Aim of the exercise: Word for word, retype every entry in the listing.

Data entries:
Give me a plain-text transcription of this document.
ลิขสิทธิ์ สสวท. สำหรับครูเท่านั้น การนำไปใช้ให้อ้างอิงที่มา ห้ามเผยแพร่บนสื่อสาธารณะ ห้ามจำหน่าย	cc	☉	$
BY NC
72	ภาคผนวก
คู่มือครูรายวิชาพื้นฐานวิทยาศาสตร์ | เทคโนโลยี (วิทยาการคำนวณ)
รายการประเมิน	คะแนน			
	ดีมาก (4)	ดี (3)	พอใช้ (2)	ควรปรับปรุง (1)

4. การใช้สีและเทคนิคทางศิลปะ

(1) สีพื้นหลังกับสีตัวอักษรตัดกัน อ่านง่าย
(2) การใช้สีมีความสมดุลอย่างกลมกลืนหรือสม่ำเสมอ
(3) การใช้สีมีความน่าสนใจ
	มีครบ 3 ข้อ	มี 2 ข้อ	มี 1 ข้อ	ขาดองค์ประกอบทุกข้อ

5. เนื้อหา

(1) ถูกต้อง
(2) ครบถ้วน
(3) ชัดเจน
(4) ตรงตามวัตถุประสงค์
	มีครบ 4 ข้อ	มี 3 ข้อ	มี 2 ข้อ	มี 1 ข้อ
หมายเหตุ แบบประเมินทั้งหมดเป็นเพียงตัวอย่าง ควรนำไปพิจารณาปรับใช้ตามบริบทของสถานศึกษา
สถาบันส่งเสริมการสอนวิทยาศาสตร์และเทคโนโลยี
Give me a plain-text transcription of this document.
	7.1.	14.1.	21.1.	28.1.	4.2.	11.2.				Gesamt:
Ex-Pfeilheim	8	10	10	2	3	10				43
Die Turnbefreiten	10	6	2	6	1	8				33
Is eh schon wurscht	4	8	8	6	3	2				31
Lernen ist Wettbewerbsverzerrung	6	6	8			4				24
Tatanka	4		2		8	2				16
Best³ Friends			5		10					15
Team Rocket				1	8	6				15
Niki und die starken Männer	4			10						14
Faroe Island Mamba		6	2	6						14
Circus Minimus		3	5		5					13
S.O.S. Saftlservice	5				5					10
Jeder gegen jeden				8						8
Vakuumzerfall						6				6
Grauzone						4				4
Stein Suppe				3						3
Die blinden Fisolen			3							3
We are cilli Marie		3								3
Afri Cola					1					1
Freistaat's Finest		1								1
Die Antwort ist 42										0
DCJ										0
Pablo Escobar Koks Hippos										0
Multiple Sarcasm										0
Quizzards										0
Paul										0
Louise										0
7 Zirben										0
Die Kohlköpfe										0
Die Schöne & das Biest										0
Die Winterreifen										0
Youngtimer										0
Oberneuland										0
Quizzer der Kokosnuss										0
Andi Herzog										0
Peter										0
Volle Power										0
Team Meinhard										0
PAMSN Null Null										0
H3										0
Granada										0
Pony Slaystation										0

Response:
Give me a plain-text transcription of this document.
ลิขสิทธิ์ สสวท. สำหรับครูเท่านั้น การนำไปใช้ให้อ้างอิงที่มา ห้ามเผยแพร่บนสื่อสาธารณะ ห้ามจำหน่าย	cc	☉	$
BY NC
72	ภาคผนวก
คู่มือครูรายวิชาพื้นฐานวิทยาศาสตร์ | เทคโนโลยี (วิทยาการคำนวณ)
รายการประเมิน	คะแนน			
	ดีมาก (4)	ดี (3)	พอใช้ (2)	ควรปรับปรุง (1)

4. การใช้สีและเทคนิคทางศิลปะ

(1) สีพื้นหลังกับสีตัวอักษรตัดกัน อ่านง่าย
(2) การใช้สีมีความสมดุลอย่างกลมกลืนหรือสม่ำเสมอ
(3) การใช้สีมีความน่าสนใจ
	มีครบ 3 ข้อ	มี 2 ข้อ	มี 1 ข้อ	ขาดองค์ประกอบทุกข้อ

5. เนื้อหา

(1) ถูกต้อง
(2) ครบถ้วน
(3) ชัดเจน
(4) ตรงตามวัตถุประสงค์
	มีครบ 4 ข้อ	มี 3 ข้อ	มี 2 ข้อ	มี 1 ข้อ
หมายเหตุ แบบประเมินทั้งหมดเป็นเพียงตัวอย่าง ควรนำไปพิจารณาปรับใช้ตามบริบทของสถานศึกษา
สถาบันส่งเสริมการสอนวิทยาศาสตร์และเทคโนโลยี
Give me a plain-text transcription of this document.
	7.1.	14.1.	21.1.	28.1.	4.2.	11.2.				Gesamt:
Ex-Pfeilheim	8	10	10	2	3	10				43
Die Turnbefreiten	10	6	2	6	1	8				33
Is eh schon wurscht	4	8	8	6	3	2				31
Lernen ist Wettbewerbsverzerrung	6	6	8			4				24
Tatanka	4		2		8	2				16
Best³ Friends			5		10					15
Team Rocket				1	8	6				15
Niki und die starken Männer	4			10						14
Faroe Island Mamba		6	2	6						14
Circus Minimus		3	5		5					13
S.O.S. Saftlservice	5				5					10
Jeder gegen jeden				8						8
Vakuumzerfall						6				6
Grauzone						4				4
Stein Suppe				3						3
Die blinden Fisolen			3							3
We are cilli Marie		3								3
Afri Cola					1					1
Freistaat's Finest		1								1
Die Antwort ist 42										0
DCJ										0
Pablo Escobar Koks Hippos										0
Multiple Sarcasm										0
Quizzards										0
Paul										0
Louise										0
7 Zirben										0
Die Kohlköpfe										0
Die Schöne & das Biest										0
Die Winterreifen										0
Youngtimer										0
Oberneuland										0
Quizzer der Kokosnuss										0
Andi Herzog										0
Peter										0
Volle Power										0
Team Meinhard										0
PAMSN Null Null										0
H3										0
Granada										0
Pony Slaystation										0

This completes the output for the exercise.